The listing below is to be output in its exact form.

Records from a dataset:
---------------
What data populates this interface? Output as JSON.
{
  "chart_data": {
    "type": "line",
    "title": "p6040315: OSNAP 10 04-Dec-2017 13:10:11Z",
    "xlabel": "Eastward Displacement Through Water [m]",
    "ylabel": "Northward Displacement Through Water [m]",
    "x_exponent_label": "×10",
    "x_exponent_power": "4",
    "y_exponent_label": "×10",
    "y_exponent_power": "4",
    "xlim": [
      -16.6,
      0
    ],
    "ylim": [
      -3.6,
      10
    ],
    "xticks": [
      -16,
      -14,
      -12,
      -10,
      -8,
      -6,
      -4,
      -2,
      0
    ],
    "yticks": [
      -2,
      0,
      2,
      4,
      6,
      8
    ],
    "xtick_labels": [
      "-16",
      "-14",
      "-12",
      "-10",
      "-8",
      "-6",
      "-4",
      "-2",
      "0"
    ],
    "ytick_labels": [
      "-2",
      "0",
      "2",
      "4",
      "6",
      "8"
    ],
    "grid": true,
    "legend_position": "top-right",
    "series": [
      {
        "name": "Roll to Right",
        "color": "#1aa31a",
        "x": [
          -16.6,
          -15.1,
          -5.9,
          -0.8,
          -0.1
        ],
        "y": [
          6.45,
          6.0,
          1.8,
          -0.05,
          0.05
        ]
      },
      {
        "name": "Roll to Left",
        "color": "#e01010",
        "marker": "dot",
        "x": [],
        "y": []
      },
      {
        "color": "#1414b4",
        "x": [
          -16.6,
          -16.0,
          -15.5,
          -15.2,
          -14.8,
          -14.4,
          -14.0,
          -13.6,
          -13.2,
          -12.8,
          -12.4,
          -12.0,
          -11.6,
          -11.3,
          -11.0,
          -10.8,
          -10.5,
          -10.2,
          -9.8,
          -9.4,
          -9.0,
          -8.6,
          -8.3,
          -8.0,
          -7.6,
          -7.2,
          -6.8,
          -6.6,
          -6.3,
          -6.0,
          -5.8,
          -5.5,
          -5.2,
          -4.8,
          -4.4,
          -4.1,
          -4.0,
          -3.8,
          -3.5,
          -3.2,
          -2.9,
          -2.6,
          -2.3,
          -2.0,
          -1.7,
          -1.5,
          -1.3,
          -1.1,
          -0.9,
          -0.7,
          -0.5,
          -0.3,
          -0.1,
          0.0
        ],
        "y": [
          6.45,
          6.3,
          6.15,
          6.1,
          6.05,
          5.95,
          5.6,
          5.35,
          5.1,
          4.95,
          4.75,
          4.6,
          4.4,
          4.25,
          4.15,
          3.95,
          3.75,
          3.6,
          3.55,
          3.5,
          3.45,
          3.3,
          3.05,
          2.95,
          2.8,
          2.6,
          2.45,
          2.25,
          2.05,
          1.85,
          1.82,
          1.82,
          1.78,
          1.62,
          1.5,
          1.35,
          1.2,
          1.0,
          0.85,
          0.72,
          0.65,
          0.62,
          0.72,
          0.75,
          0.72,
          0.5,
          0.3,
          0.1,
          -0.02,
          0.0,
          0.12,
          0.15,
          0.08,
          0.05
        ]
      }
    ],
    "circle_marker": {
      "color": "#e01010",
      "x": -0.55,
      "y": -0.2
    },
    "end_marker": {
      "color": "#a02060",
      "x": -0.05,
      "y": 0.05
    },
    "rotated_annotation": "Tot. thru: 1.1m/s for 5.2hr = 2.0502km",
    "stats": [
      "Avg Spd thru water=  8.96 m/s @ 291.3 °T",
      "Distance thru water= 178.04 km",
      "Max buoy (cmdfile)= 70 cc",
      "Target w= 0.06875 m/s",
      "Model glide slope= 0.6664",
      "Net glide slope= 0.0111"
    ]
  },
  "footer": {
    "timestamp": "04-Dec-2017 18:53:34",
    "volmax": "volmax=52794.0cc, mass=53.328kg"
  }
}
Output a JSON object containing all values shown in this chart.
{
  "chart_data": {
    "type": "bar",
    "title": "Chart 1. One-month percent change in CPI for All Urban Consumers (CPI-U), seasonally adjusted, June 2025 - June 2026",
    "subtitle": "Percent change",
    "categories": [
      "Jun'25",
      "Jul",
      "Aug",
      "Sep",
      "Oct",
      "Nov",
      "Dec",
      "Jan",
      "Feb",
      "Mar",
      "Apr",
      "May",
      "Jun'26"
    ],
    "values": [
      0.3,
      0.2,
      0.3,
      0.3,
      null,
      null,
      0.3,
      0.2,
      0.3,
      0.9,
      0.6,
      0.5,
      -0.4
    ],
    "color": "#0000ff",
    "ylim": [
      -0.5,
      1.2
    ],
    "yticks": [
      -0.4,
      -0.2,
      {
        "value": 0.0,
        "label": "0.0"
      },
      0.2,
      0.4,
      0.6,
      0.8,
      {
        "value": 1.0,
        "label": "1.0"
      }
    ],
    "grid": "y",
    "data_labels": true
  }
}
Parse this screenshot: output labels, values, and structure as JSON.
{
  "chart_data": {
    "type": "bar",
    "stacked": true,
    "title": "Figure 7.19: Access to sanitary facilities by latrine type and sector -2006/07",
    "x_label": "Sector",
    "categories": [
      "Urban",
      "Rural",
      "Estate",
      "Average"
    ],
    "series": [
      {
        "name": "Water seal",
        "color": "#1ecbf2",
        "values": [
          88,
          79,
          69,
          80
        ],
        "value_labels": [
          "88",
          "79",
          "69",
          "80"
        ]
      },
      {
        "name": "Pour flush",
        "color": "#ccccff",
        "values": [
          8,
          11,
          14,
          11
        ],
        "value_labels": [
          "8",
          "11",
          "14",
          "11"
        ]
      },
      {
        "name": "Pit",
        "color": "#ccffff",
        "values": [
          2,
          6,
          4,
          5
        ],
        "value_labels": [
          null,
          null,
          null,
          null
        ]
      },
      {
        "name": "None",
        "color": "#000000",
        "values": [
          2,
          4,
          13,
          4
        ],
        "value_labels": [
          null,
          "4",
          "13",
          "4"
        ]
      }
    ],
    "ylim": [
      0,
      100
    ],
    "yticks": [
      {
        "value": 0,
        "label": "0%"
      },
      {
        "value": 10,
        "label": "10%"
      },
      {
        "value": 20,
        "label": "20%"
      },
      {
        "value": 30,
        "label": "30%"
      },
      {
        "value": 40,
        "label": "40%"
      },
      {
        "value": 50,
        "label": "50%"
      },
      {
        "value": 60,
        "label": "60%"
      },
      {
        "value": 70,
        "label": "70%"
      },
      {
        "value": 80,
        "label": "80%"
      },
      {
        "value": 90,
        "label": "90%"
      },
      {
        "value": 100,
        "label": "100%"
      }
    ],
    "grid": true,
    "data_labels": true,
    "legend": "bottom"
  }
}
---------------
▶ [ANSWER FOR THE TASK]:
What data populates this interface? Output as JSON.
{
  "chart_data": {
    "type": "line",
    "title": "p6040315: OSNAP 10 04-Dec-2017 13:10:11Z",
    "xlabel": "Eastward Displacement Through Water [m]",
    "ylabel": "Northward Displacement Through Water [m]",
    "x_exponent_label": "×10",
    "x_exponent_power": "4",
    "y_exponent_label": "×10",
    "y_exponent_power": "4",
    "xlim": [
      -16.6,
      0
    ],
    "ylim": [
      -3.6,
      10
    ],
    "xticks": [
      -16,
      -14,
      -12,
      -10,
      -8,
      -6,
      -4,
      -2,
      0
    ],
    "yticks": [
      -2,
      0,
      2,
      4,
      6,
      8
    ],
    "xtick_labels": [
      "-16",
      "-14",
      "-12",
      "-10",
      "-8",
      "-6",
      "-4",
      "-2",
      "0"
    ],
    "ytick_labels": [
      "-2",
      "0",
      "2",
      "4",
      "6",
      "8"
    ],
    "grid": true,
    "legend_position": "top-right",
    "series": [
      {
        "name": "Roll to Right",
        "color": "#1aa31a",
        "x": [
          -16.6,
          -15.1,
          -5.9,
          -0.8,
          -0.1
        ],
        "y": [
          6.45,
          6.0,
          1.8,
          -0.05,
          0.05
        ]
      },
      {
        "name": "Roll to Left",
        "color": "#e01010",
        "marker": "dot",
        "x": [],
        "y": []
      },
      {
        "color": "#1414b4",
        "x": [
          -16.6,
          -16.0,
          -15.5,
          -15.2,
          -14.8,
          -14.4,
          -14.0,
          -13.6,
          -13.2,
          -12.8,
          -12.4,
          -12.0,
          -11.6,
          -11.3,
          -11.0,
          -10.8,
          -10.5,
          -10.2,
          -9.8,
          -9.4,
          -9.0,
          -8.6,
          -8.3,
          -8.0,
          -7.6,
          -7.2,
          -6.8,
          -6.6,
          -6.3,
          -6.0,
          -5.8,
          -5.5,
          -5.2,
          -4.8,
          -4.4,
          -4.1,
          -4.0,
          -3.8,
          -3.5,
          -3.2,
          -2.9,
          -2.6,
          -2.3,
          -2.0,
          -1.7,
          -1.5,
          -1.3,
          -1.1,
          -0.9,
          -0.7,
          -0.5,
          -0.3,
          -0.1,
          0.0
        ],
        "y": [
          6.45,
          6.3,
          6.15,
          6.1,
          6.05,
          5.95,
          5.6,
          5.35,
          5.1,
          4.95,
          4.75,
          4.6,
          4.4,
          4.25,
          4.15,
          3.95,
          3.75,
          3.6,
          3.55,
          3.5,
          3.45,
          3.3,
          3.05,
          2.95,
          2.8,
          2.6,
          2.45,
          2.25,
          2.05,
          1.85,
          1.82,
          1.82,
          1.78,
          1.62,
          1.5,
          1.35,
          1.2,
          1.0,
          0.85,
          0.72,
          0.65,
          0.62,
          0.72,
          0.75,
          0.72,
          0.5,
          0.3,
          0.1,
          -0.02,
          0.0,
          0.12,
          0.15,
          0.08,
          0.05
        ]
      }
    ],
    "circle_marker": {
      "color": "#e01010",
      "x": -0.55,
      "y": -0.2
    },
    "end_marker": {
      "color": "#a02060",
      "x": -0.05,
      "y": 0.05
    },
    "rotated_annotation": "Tot. thru: 1.1m/s for 5.2hr = 2.0502km",
    "stats": [
      "Avg Spd thru water=  8.96 m/s @ 291.3 °T",
      "Distance thru water= 178.04 km",
      "Max buoy (cmdfile)= 70 cc",
      "Target w= 0.06875 m/s",
      "Model glide slope= 0.6664",
      "Net glide slope= 0.0111"
    ]
  },
  "footer": {
    "timestamp": "04-Dec-2017 18:53:34",
    "volmax": "volmax=52794.0cc, mass=53.328kg"
  }
}
Output a JSON object containing all values shown in this chart.
{
  "chart_data": {
    "type": "bar",
    "title": "Chart 1. One-month percent change in CPI for All Urban Consumers (CPI-U), seasonally adjusted, June 2025 - June 2026",
    "subtitle": "Percent change",
    "categories": [
      "Jun'25",
      "Jul",
      "Aug",
      "Sep",
      "Oct",
      "Nov",
      "Dec",
      "Jan",
      "Feb",
      "Mar",
      "Apr",
      "May",
      "Jun'26"
    ],
    "values": [
      0.3,
      0.2,
      0.3,
      0.3,
      null,
      null,
      0.3,
      0.2,
      0.3,
      0.9,
      0.6,
      0.5,
      -0.4
    ],
    "color": "#0000ff",
    "ylim": [
      -0.5,
      1.2
    ],
    "yticks": [
      -0.4,
      -0.2,
      {
        "value": 0.0,
        "label": "0.0"
      },
      0.2,
      0.4,
      0.6,
      0.8,
      {
        "value": 1.0,
        "label": "1.0"
      }
    ],
    "grid": "y",
    "data_labels": true
  }
}
Parse this screenshot: output labels, values, and structure as JSON.
{
  "chart_data": {
    "type": "bar",
    "stacked": true,
    "title": "Figure 7.19: Access to sanitary facilities by latrine type and sector -2006/07",
    "x_label": "Sector",
    "categories": [
      "Urban",
      "Rural",
      "Estate",
      "Average"
    ],
    "series": [
      {
        "name": "Water seal",
        "color": "#1ecbf2",
        "values": [
          88,
          79,
          69,
          80
        ],
        "value_labels": [
          "88",
          "79",
          "69",
          "80"
        ]
      },
      {
        "name": "Pour flush",
        "color": "#ccccff",
        "values": [
          8,
          11,
          14,
          11
        ],
        "value_labels": [
          "8",
          "11",
          "14",
          "11"
        ]
      },
      {
        "name": "Pit",
        "color": "#ccffff",
        "values": [
          2,
          6,
          4,
          5
        ],
        "value_labels": [
          null,
          null,
          null,
          null
        ]
      },
      {
        "name": "None",
        "color": "#000000",
        "values": [
          2,
          4,
          13,
          4
        ],
        "value_labels": [
          null,
          "4",
          "13",
          "4"
        ]
      }
    ],
    "ylim": [
      0,
      100
    ],
    "yticks": [
      {
        "value": 0,
        "label": "0%"
      },
      {
        "value": 10,
        "label": "10%"
      },
      {
        "value": 20,
        "label": "20%"
      },
      {
        "value": 30,
        "label": "30%"
      },
      {
        "value": 40,
        "label": "40%"
      },
      {
        "value": 50,
        "label": "50%"
      },
      {
        "value": 60,
        "label": "60%"
      },
      {
        "value": 70,
        "label": "70%"
      },
      {
        "value": 80,
        "label": "80%"
      },
      {
        "value": 90,
        "label": "90%"
      },
      {
        "value": 100,
        "label": "100%"
      }
    ],
    "grid": true,
    "data_labels": true,
    "legend": "bottom"
  }
}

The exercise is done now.